■ Request ■
Your task is to reproduce the entries below word for word.

## Start The records

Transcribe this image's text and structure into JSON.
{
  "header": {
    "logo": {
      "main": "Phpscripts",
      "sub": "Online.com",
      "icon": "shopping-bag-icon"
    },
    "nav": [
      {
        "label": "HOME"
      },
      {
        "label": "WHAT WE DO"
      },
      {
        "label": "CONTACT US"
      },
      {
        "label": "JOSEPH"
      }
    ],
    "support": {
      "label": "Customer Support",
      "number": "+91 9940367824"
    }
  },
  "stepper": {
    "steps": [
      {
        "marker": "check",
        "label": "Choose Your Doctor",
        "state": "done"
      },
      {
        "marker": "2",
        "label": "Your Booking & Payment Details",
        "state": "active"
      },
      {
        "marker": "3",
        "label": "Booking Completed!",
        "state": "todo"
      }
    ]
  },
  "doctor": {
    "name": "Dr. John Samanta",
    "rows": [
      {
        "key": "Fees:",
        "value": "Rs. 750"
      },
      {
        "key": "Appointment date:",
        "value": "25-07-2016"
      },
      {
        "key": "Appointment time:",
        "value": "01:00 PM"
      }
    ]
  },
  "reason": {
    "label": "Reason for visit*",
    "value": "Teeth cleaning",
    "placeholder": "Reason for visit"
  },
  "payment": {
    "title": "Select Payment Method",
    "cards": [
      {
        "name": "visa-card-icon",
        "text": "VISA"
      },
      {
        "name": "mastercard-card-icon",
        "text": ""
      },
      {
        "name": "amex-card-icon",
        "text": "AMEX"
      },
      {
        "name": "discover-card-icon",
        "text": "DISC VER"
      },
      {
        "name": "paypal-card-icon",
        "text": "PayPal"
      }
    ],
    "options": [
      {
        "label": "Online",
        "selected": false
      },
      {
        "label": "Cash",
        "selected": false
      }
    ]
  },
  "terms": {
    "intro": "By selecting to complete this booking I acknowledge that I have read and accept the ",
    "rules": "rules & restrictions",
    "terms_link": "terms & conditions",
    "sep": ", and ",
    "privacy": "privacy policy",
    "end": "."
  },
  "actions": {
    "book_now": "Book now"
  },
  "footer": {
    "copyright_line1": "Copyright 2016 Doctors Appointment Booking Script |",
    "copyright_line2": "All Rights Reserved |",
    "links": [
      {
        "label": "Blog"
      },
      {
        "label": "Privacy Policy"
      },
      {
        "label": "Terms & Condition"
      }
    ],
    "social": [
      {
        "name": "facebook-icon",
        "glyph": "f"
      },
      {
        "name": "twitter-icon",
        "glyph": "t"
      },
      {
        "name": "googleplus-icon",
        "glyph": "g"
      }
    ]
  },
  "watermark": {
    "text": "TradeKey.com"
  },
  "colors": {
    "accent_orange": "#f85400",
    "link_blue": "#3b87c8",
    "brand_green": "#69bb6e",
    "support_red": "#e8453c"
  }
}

## End The records

■ Answer to the task ■
Transcribe this image's text and structure into JSON.
{
  "header": {
    "logo": {
      "main": "Phpscripts",
      "sub": "Online.com",
      "icon": "shopping-bag-icon"
    },
    "nav": [
      {
        "label": "HOME"
      },
      {
        "label": "WHAT WE DO"
      },
      {
        "label": "CONTACT US"
      },
      {
        "label": "JOSEPH"
      }
    ],
    "support": {
      "label": "Customer Support",
      "number": "+91 9940367824"
    }
  },
  "stepper": {
    "steps": [
      {
        "marker": "check",
        "label": "Choose Your Doctor",
        "state": "done"
      },
      {
        "marker": "2",
        "label": "Your Booking & Payment Details",
        "state": "active"
      },
      {
        "marker": "3",
        "label": "Booking Completed!",
        "state": "todo"
      }
    ]
  },
  "doctor": {
    "name": "Dr. John Samanta",
    "rows": [
      {
        "key": "Fees:",
        "value": "Rs. 750"
      },
      {
        "key": "Appointment date:",
        "value": "25-07-2016"
      },
      {
        "key": "Appointment time:",
        "value": "01:00 PM"
      }
    ]
  },
  "reason": {
    "label": "Reason for visit*",
    "value": "Teeth cleaning",
    "placeholder": "Reason for visit"
  },
  "payment": {
    "title": "Select Payment Method",
    "cards": [
      {
        "name": "visa-card-icon",
        "text": "VISA"
      },
      {
        "name": "mastercard-card-icon",
        "text": ""
      },
      {
        "name": "amex-card-icon",
        "text": "AMEX"
      },
      {
        "name": "discover-card-icon",
        "text": "DISC VER"
      },
      {
        "name": "paypal-card-icon",
        "text": "PayPal"
      }
    ],
    "options": [
      {
        "label": "Online",
        "selected": false
      },
      {
        "label": "Cash",
        "selected": false
      }
    ]
  },
  "terms": {
    "intro": "By selecting to complete this booking I acknowledge that I have read and accept the ",
    "rules": "rules & restrictions",
    "terms_link": "terms & conditions",
    "sep": ", and ",
    "privacy": "privacy policy",
    "end": "."
  },
  "actions": {
    "book_now": "Book now"
  },
  "footer": {
    "copyright_line1": "Copyright 2016 Doctors Appointment Booking Script |",
    "copyright_line2": "All Rights Reserved |",
    "links": [
      {
        "label": "Blog"
      },
      {
        "label": "Privacy Policy"
      },
      {
        "label": "Terms & Condition"
      }
    ],
    "social": [
      {
        "name": "facebook-icon",
        "glyph": "f"
      },
      {
        "name": "twitter-icon",
        "glyph": "t"
      },
      {
        "name": "googleplus-icon",
        "glyph": "g"
      }
    ]
  },
  "watermark": {
    "text": "TradeKey.com"
  },
  "colors": {
    "accent_orange": "#f85400",
    "link_blue": "#3b87c8",
    "brand_green": "#69bb6e",
    "support_red": "#e8453c"
  }
}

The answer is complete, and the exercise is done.